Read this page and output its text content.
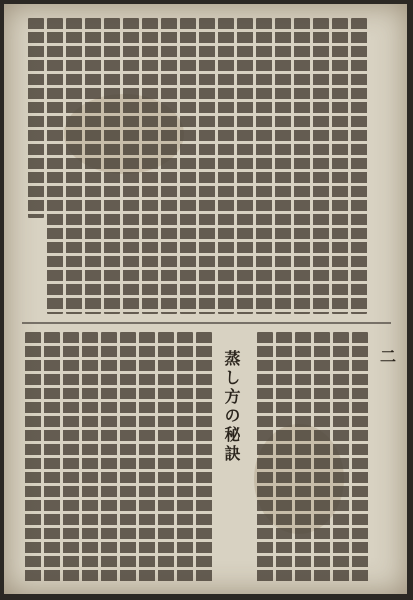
蒸し方の秘訣	二
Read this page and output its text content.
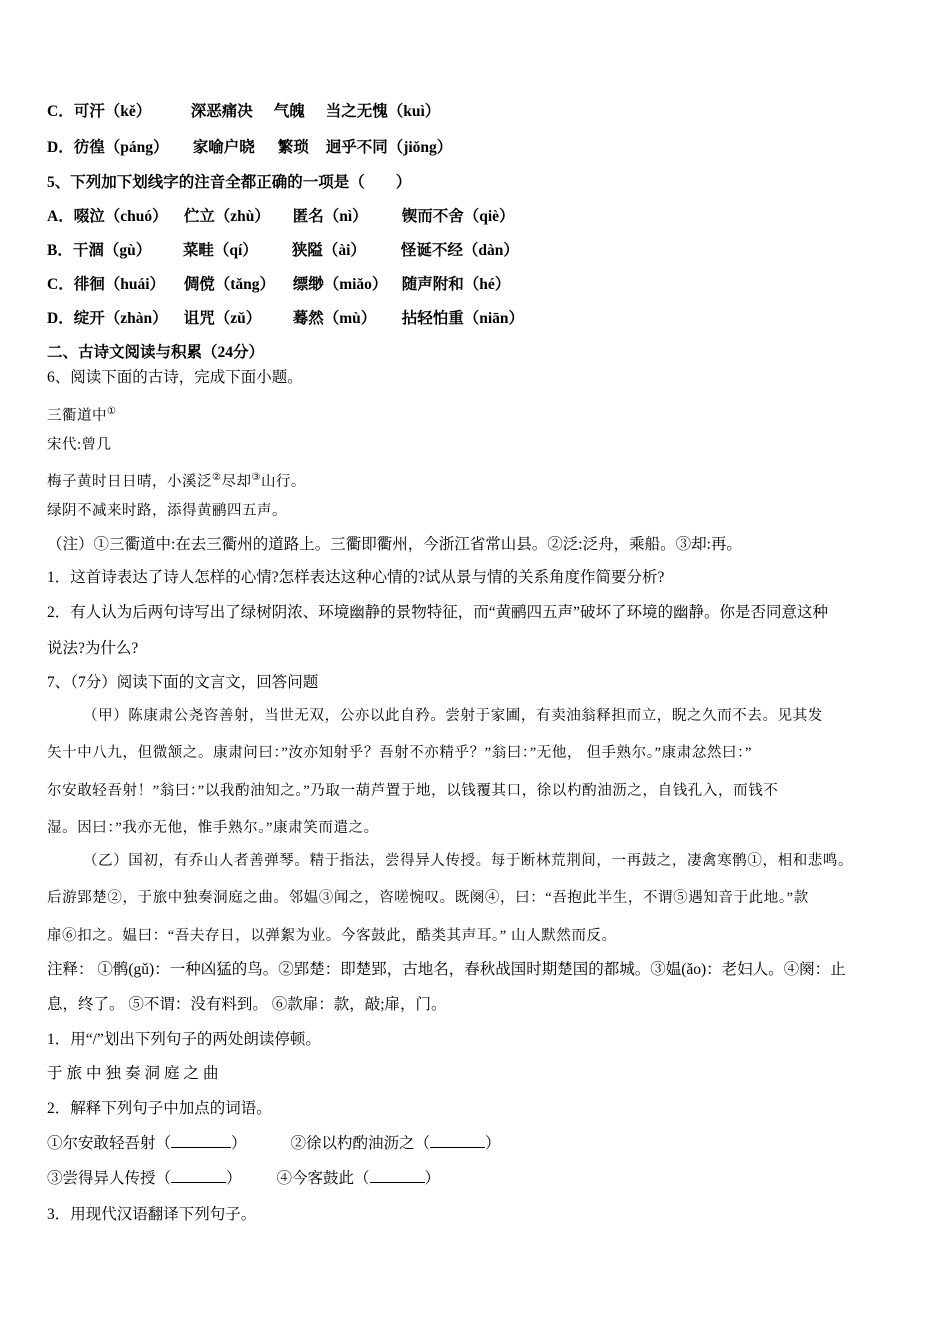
C．可汗（kě）	深恶痛决 气魄 当之无愧（kuì）
D．彷徨（páng） 家喻户晓 繁琐 迥乎不同（jiǒng）
5、下列加下划线字的注音全都正确的一项是（　　）
A．啜泣（chuó） 伫立（zhù） 匿名（nì） 锲而不舍（qiè）
B．干涸（gù） 菜畦（qí） 狭隘（ài） 怪诞不经（dàn）
C．徘徊（huái） 倜傥（tǎng） 缥缈（miǎo） 随声附和（hé）
D．绽开（zhàn） 诅咒（zǔ） 蓦然（mù） 拈轻怕重（niān）
二、古诗文阅读与积累（24分）
6、阅读下面的古诗，完成下面小题。
三衢道中①
宋代:曾几
梅子黄时日日晴，小溪泛②尽却③山行。
绿阴不减来时路，添得黄鹂四五声。
（注）①三衢道中:在去三衢州的道路上。三衢即衢州，今浙江省常山县。②泛:泛舟，乘船。③却:再。
1．这首诗表达了诗人怎样的心情?怎样表达这种心情的?试从景与情的关系角度作简要分析?
2．有人认为后两句诗写出了绿树阴浓、环境幽静的景物特征，而“黄鹂四五声”破坏了环境的幽静。你是否同意这种
说法?为什么?
7、（7分）阅读下面的文言文，回答问题
（甲）陈康肃公尧咨善射，当世无双，公亦以此自矜。尝射于家圃，有卖油翁释担而立，睨之久而不去。见其发
矢十中八九，但微颔之。康肃问曰：”汝亦知射乎？吾射不亦精乎？”翁曰：”无他， 但手熟尔。”康肃忿然曰：”
尔安敢轻吾射！”翁曰：”以我酌油知之。”乃取一葫芦置于地，以钱覆其口，徐以杓酌油沥之，自钱孔入，而钱不
湿。因曰：”我亦无他，惟手熟尔。”康肃笑而遣之。
（乙）国初，有乔山人者善弹琴。精于指法，尝得异人传授。每于断林荒荆间，一再鼓之，凄禽寒鹘①，相和悲鸣。
后游郢楚②，于旅中独奏洞庭之曲。邻媪③闻之，咨嗟惋叹。既阕④，曰：“吾抱此半生，不谓⑤遇知音于此地。”款
扉⑥扣之。媪曰：“吾夫存日，以弹絮为业。今客鼓此，酷类其声耳。” 山人默然而反。
注释： ①鹘(gǔ)：一种凶猛的鸟。②郢楚：即楚郢，古地名，春秋战国时期楚国的都城。③媪(ǎo)：老妇人。④阕：止
息，终了。 ⑤不谓：没有料到。 ⑥款扉：款，敲;扉，门。
1．用“/”划出下列句子的两处朗读停顿。
于旅中独奏洞庭之曲
2．解释下列句子中加点的词语。
①尔安敢轻吾射（	）	②徐以杓酌油沥之（	）
③尝得异人传授（	） ④今客鼓此（	）
3．用现代汉语翻译下列句子。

- - - -

*Problem details:* Using the records above, pull out each line where the word "于旅中独奏洞庭之曲" occurs.

*Solution to this exercise:*
后游郢楚②，于旅中独奏洞庭之曲。邻媪③闻之，咨嗟惋叹。既阕④，曰：“吾抱此半生，不谓⑤遇知音于此地。”款
于旅中独奏洞庭之曲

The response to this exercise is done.